_Your task_: Rewrite the lines from the beginning through the line containing "breadcrumb-current: Invoicing (761, 75, 854, 103)", replacing "Invoicing" with "Billing" and leaving everything else unchanged.

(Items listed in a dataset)
==================================================

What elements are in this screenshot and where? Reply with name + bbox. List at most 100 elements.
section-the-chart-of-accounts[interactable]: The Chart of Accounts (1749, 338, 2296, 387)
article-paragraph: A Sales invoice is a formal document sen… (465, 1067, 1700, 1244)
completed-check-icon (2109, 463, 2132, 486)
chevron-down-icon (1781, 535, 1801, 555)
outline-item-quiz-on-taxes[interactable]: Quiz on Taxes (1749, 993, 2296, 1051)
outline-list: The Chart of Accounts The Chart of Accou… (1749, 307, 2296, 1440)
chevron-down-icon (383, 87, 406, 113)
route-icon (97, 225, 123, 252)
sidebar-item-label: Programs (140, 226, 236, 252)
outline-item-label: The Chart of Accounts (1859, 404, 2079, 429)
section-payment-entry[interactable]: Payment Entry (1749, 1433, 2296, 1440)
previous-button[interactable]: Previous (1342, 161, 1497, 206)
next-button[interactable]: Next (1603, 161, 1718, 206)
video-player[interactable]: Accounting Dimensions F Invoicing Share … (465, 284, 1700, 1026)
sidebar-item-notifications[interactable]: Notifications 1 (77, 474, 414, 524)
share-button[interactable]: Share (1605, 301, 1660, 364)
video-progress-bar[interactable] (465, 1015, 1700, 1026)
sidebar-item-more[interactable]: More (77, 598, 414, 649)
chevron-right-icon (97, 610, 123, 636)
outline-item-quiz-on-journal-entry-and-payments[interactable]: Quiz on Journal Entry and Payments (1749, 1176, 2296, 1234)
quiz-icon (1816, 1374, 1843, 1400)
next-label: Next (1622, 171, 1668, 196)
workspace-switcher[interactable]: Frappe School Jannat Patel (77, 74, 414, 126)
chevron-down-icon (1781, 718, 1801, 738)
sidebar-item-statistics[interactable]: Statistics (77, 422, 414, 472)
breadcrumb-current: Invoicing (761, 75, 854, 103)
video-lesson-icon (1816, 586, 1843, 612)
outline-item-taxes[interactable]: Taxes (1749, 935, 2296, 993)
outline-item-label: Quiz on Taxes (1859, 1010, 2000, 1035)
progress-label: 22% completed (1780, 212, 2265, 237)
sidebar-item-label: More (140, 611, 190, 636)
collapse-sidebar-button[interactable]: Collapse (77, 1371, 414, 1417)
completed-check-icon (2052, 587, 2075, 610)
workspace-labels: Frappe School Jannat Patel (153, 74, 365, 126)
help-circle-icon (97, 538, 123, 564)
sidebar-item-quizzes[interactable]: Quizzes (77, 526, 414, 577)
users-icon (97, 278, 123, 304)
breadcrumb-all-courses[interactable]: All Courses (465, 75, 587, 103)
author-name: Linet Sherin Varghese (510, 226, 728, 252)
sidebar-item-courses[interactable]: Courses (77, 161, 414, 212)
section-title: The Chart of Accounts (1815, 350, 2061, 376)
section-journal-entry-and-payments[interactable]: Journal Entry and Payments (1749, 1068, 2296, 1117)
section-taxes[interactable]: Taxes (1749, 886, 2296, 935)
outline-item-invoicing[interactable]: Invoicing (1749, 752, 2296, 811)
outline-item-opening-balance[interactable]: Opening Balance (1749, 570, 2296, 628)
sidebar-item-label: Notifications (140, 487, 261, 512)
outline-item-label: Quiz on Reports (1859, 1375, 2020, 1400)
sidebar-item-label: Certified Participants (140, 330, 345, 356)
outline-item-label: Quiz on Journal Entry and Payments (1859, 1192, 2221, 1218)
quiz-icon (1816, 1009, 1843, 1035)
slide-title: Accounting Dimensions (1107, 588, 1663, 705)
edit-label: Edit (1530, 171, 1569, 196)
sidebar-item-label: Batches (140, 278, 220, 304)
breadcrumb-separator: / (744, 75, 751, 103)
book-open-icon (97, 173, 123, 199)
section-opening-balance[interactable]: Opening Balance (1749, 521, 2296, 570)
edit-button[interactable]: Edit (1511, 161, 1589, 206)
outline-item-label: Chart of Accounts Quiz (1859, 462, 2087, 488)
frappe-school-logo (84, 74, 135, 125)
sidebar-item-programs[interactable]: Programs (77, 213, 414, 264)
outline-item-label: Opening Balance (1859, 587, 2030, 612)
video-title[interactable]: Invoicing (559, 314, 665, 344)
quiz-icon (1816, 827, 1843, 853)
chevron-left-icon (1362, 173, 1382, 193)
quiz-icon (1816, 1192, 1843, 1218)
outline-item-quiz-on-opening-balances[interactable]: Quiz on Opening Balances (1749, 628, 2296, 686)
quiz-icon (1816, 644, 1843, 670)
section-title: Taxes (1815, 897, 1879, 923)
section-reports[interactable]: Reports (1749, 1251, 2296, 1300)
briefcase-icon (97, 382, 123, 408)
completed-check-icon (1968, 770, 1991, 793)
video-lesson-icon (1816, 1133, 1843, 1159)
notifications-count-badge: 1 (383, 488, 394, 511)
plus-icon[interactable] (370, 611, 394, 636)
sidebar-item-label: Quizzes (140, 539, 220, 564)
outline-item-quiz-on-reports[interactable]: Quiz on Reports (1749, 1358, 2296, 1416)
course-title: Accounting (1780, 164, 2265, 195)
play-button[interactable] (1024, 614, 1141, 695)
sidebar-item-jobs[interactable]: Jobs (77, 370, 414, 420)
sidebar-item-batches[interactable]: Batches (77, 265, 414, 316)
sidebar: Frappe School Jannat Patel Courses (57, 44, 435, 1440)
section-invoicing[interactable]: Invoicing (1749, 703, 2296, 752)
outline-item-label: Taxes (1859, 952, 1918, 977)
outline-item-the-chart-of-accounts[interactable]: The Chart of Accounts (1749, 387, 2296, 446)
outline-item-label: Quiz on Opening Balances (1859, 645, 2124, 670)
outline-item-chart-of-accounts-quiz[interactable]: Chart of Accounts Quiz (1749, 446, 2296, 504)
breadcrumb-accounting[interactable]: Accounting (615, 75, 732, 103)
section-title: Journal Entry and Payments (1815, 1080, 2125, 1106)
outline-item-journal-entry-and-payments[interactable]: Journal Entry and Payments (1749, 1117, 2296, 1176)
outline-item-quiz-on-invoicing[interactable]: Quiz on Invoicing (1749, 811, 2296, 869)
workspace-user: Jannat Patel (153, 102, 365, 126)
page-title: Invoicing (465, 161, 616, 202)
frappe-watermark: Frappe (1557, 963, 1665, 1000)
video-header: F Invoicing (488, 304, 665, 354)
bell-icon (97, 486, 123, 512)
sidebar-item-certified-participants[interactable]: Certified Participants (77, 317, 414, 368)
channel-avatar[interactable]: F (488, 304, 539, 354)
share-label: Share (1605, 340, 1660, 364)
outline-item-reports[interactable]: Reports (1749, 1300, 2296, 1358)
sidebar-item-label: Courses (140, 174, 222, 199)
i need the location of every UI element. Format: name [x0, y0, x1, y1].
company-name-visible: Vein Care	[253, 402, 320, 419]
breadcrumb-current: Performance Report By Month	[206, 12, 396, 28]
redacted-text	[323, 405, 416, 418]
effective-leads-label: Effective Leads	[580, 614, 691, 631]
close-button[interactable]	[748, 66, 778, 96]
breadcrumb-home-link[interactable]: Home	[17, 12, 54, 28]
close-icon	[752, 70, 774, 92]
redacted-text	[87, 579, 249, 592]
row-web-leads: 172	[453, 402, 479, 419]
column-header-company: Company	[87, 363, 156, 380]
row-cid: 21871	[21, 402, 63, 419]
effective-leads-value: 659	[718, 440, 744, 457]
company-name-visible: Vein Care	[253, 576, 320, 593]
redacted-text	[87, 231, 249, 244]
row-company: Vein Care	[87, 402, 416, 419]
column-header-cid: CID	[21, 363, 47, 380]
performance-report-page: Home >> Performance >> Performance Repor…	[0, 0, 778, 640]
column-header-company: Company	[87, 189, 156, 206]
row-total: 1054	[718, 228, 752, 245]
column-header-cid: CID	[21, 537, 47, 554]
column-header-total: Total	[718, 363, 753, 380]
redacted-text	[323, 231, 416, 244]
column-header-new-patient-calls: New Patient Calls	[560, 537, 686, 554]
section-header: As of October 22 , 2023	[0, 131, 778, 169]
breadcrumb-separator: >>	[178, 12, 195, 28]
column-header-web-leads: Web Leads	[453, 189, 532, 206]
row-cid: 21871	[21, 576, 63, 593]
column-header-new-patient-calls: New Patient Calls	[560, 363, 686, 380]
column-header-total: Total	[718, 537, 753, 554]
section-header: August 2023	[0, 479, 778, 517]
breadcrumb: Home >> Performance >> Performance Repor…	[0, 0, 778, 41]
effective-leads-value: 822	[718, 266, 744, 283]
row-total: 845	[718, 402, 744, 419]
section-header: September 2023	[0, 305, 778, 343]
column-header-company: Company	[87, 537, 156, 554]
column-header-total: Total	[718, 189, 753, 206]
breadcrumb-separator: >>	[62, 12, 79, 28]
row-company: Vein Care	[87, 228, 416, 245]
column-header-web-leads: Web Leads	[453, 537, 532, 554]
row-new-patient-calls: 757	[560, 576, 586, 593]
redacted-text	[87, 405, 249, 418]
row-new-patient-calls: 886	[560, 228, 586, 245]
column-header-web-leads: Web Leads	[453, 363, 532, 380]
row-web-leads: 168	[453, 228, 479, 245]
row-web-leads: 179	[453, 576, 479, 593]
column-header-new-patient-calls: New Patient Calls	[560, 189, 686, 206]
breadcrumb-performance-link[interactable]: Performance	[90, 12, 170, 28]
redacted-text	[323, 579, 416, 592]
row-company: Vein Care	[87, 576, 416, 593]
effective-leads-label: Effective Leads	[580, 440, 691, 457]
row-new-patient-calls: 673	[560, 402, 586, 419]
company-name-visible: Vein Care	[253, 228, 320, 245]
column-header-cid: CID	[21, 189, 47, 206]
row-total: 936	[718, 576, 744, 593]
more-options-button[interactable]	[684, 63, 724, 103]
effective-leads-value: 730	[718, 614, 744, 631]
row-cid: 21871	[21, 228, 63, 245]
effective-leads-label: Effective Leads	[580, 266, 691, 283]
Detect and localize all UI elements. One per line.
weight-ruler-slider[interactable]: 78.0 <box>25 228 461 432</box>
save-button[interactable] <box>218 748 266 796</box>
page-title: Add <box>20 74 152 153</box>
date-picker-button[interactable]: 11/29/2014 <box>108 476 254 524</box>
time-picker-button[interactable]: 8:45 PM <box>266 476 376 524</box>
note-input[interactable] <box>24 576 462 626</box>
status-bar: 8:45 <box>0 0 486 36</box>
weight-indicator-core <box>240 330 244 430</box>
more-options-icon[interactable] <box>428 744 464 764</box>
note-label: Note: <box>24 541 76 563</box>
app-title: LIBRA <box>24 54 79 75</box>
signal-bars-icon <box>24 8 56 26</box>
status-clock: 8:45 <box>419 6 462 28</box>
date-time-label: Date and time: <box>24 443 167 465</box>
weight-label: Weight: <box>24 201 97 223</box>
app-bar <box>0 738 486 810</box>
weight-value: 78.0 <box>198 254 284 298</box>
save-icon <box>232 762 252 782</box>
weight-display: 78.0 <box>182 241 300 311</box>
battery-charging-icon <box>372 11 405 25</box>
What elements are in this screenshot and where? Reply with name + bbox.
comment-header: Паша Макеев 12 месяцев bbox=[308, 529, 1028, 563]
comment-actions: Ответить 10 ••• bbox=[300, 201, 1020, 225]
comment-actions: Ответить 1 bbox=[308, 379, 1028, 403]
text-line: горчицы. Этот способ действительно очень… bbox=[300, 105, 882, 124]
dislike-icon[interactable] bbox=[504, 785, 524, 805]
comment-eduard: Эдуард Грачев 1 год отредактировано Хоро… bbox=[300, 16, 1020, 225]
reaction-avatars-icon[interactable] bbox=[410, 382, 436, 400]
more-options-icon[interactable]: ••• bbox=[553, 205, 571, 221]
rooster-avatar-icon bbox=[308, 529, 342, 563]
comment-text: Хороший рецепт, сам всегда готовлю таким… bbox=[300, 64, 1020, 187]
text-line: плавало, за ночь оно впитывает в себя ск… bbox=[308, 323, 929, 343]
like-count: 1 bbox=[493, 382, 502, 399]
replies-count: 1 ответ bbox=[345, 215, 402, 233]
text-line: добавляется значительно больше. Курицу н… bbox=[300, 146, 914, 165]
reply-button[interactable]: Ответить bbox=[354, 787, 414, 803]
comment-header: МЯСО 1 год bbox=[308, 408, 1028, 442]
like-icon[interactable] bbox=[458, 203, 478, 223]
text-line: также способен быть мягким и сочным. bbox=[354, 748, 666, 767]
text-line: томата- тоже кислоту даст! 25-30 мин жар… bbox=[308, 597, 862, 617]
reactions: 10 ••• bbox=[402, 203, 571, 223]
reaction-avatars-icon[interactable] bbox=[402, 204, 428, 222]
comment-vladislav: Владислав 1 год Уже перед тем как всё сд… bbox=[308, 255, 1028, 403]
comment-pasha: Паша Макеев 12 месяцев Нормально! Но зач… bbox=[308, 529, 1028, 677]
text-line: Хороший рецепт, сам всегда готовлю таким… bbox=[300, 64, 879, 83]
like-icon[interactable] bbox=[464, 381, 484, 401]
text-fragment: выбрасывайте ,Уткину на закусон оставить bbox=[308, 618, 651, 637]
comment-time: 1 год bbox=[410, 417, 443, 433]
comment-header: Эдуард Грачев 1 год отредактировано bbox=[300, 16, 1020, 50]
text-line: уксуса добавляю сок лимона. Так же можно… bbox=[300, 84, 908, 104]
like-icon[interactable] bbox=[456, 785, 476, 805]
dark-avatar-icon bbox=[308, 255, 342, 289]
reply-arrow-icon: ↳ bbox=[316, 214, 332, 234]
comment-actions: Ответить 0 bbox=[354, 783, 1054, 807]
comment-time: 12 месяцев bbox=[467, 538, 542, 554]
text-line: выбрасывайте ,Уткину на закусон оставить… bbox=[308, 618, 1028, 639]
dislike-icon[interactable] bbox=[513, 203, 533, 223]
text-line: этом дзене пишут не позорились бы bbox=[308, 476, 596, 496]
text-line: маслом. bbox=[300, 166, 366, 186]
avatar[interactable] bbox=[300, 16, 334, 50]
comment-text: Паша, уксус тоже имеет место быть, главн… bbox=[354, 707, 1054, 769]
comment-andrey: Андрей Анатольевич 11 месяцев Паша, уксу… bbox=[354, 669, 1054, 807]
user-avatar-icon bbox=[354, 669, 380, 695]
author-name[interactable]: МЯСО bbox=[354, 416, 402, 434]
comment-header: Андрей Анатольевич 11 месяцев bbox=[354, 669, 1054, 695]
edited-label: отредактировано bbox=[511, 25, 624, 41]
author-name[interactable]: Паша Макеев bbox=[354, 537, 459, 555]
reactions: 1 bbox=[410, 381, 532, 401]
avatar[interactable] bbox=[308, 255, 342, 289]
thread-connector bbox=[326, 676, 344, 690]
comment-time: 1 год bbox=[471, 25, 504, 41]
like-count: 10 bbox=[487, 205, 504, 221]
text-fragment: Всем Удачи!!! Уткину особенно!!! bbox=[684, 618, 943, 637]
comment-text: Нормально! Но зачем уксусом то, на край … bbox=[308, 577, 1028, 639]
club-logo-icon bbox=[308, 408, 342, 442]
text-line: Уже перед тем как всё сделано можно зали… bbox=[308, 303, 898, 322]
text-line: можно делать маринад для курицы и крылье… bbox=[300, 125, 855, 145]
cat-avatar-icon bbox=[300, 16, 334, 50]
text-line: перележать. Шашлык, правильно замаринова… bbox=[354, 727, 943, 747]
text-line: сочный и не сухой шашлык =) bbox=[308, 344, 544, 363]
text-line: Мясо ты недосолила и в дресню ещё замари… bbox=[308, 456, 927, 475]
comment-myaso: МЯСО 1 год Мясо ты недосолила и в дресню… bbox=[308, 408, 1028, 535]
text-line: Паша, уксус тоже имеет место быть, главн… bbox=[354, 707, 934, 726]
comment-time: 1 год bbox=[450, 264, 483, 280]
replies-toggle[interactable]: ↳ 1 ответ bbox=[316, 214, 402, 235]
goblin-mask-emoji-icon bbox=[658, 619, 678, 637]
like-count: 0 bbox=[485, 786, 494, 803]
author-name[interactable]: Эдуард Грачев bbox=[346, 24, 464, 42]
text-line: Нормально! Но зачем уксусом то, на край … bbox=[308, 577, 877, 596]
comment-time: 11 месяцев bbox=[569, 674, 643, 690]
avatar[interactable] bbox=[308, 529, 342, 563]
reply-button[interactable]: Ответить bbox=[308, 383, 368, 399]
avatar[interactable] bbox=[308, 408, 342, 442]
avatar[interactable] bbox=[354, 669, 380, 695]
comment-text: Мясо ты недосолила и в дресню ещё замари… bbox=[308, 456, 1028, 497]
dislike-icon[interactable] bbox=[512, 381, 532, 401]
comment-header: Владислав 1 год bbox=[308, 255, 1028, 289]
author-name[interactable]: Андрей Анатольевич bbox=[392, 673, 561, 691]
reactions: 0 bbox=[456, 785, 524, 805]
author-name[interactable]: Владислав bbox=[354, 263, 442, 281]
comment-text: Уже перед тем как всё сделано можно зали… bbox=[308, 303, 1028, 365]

==================================================

_Solution for this problem_:
What elements are in this screenshot and where? Reply with name + bbox. List at most 100 elements.
section-the-chart-of-accounts[interactable]: The Chart of Accounts (1749, 338, 2296, 387)
article-paragraph: A Sales invoice is a formal document sen… (465, 1067, 1700, 1244)
completed-check-icon (2109, 463, 2132, 486)
chevron-down-icon (1781, 535, 1801, 555)
outline-item-quiz-on-taxes[interactable]: Quiz on Taxes (1749, 993, 2296, 1051)
outline-list: The Chart of Accounts The Chart of Accou… (1749, 307, 2296, 1440)
chevron-down-icon (383, 87, 406, 113)
route-icon (97, 225, 123, 252)
sidebar-item-label: Programs (140, 226, 236, 252)
outline-item-label: The Chart of Accounts (1859, 404, 2079, 429)
section-payment-entry[interactable]: Payment Entry (1749, 1433, 2296, 1440)
previous-button[interactable]: Previous (1342, 161, 1497, 206)
next-button[interactable]: Next (1603, 161, 1718, 206)
video-player[interactable]: Accounting Dimensions F Billing Share … (465, 284, 1700, 1026)
sidebar-item-notifications[interactable]: Notifications 1 (77, 474, 414, 524)
share-button[interactable]: Share (1605, 301, 1660, 364)
video-progress-bar[interactable] (465, 1015, 1700, 1026)
sidebar-item-more[interactable]: More (77, 598, 414, 649)
chevron-right-icon (97, 610, 123, 636)
outline-item-quiz-on-journal-entry-and-payments[interactable]: Quiz on Journal Entry and Payments (1749, 1176, 2296, 1234)
quiz-icon (1816, 1374, 1843, 1400)
next-label: Next (1622, 171, 1668, 196)
workspace-switcher[interactable]: Frappe School Jannat Patel (77, 74, 414, 126)
chevron-down-icon (1781, 718, 1801, 738)
sidebar-item-statistics[interactable]: Statistics (77, 422, 414, 472)
breadcrumb-current: Billing (761, 75, 854, 103)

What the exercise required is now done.